**Input rows:**
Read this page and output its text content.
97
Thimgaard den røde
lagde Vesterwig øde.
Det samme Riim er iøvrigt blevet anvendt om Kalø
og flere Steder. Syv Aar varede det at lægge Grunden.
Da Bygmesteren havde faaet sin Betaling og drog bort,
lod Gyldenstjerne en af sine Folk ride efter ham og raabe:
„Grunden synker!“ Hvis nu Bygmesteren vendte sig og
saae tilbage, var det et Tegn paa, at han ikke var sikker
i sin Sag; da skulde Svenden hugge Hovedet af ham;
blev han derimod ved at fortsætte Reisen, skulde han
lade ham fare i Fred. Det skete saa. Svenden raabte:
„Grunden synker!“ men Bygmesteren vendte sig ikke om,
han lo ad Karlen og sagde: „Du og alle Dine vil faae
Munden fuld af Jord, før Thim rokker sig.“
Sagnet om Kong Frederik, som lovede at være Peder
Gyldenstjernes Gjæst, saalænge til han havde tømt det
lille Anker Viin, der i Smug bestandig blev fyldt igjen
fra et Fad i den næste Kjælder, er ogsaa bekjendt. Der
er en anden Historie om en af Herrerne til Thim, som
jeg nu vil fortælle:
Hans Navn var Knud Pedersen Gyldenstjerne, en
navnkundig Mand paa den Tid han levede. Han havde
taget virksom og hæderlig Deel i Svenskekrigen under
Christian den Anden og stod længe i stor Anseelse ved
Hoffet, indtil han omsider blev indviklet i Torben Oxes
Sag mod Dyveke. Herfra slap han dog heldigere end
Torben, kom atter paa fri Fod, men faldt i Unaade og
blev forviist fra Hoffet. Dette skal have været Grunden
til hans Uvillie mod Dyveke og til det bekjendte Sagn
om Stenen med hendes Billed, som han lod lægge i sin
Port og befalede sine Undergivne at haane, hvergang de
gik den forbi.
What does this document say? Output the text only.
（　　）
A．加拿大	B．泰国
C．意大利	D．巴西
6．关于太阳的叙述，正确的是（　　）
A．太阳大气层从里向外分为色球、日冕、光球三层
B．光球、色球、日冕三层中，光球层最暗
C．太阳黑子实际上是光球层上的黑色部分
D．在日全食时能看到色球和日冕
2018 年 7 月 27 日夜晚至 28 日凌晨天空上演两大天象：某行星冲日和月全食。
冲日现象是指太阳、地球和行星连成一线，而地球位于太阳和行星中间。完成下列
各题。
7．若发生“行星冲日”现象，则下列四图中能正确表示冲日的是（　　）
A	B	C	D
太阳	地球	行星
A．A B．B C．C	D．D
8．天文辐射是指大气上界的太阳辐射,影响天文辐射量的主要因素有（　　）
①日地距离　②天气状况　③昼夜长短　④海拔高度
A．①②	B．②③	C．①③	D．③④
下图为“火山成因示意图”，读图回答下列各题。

**Task:**
Above are some records; extract every one of them exactly.

**Full response:**
Read this page and output its text content.
97
Thimgaard den røde
lagde Vesterwig øde.
Det samme Riim er iøvrigt blevet anvendt om Kalø
og flere Steder. Syv Aar varede det at lægge Grunden.
Da Bygmesteren havde faaet sin Betaling og drog bort,
lod Gyldenstjerne en af sine Folk ride efter ham og raabe:
„Grunden synker!“ Hvis nu Bygmesteren vendte sig og
saae tilbage, var det et Tegn paa, at han ikke var sikker
i sin Sag; da skulde Svenden hugge Hovedet af ham;
blev han derimod ved at fortsætte Reisen, skulde han
lade ham fare i Fred. Det skete saa. Svenden raabte:
„Grunden synker!“ men Bygmesteren vendte sig ikke om,
han lo ad Karlen og sagde: „Du og alle Dine vil faae
Munden fuld af Jord, før Thim rokker sig.“
Sagnet om Kong Frederik, som lovede at være Peder
Gyldenstjernes Gjæst, saalænge til han havde tømt det
lille Anker Viin, der i Smug bestandig blev fyldt igjen
fra et Fad i den næste Kjælder, er ogsaa bekjendt. Der
er en anden Historie om en af Herrerne til Thim, som
jeg nu vil fortælle:
Hans Navn var Knud Pedersen Gyldenstjerne, en
navnkundig Mand paa den Tid han levede. Han havde
taget virksom og hæderlig Deel i Svenskekrigen under
Christian den Anden og stod længe i stor Anseelse ved
Hoffet, indtil han omsider blev indviklet i Torben Oxes
Sag mod Dyveke. Herfra slap han dog heldigere end
Torben, kom atter paa fri Fod, men faldt i Unaade og
blev forviist fra Hoffet. Dette skal have været Grunden
til hans Uvillie mod Dyveke og til det bekjendte Sagn
om Stenen med hendes Billed, som han lod lægge i sin
Port og befalede sine Undergivne at haane, hvergang de
gik den forbi.
What does this document say? Output the text only.
（　　）
A．加拿大	B．泰国
C．意大利	D．巴西
6．关于太阳的叙述，正确的是（　　）
A．太阳大气层从里向外分为色球、日冕、光球三层
B．光球、色球、日冕三层中，光球层最暗
C．太阳黑子实际上是光球层上的黑色部分
D．在日全食时能看到色球和日冕
2018 年 7 月 27 日夜晚至 28 日凌晨天空上演两大天象：某行星冲日和月全食。
冲日现象是指太阳、地球和行星连成一线，而地球位于太阳和行星中间。完成下列
各题。
7．若发生“行星冲日”现象，则下列四图中能正确表示冲日的是（　　）
A	B	C	D
太阳	地球	行星
A．A B．B C．C	D．D
8．天文辐射是指大气上界的太阳辐射,影响天文辐射量的主要因素有（　　）
①日地距离　②天气状况　③昼夜长短　④海拔高度
A．①②	B．②③	C．①③	D．③④
下图为“火山成因示意图”，读图回答下列各题。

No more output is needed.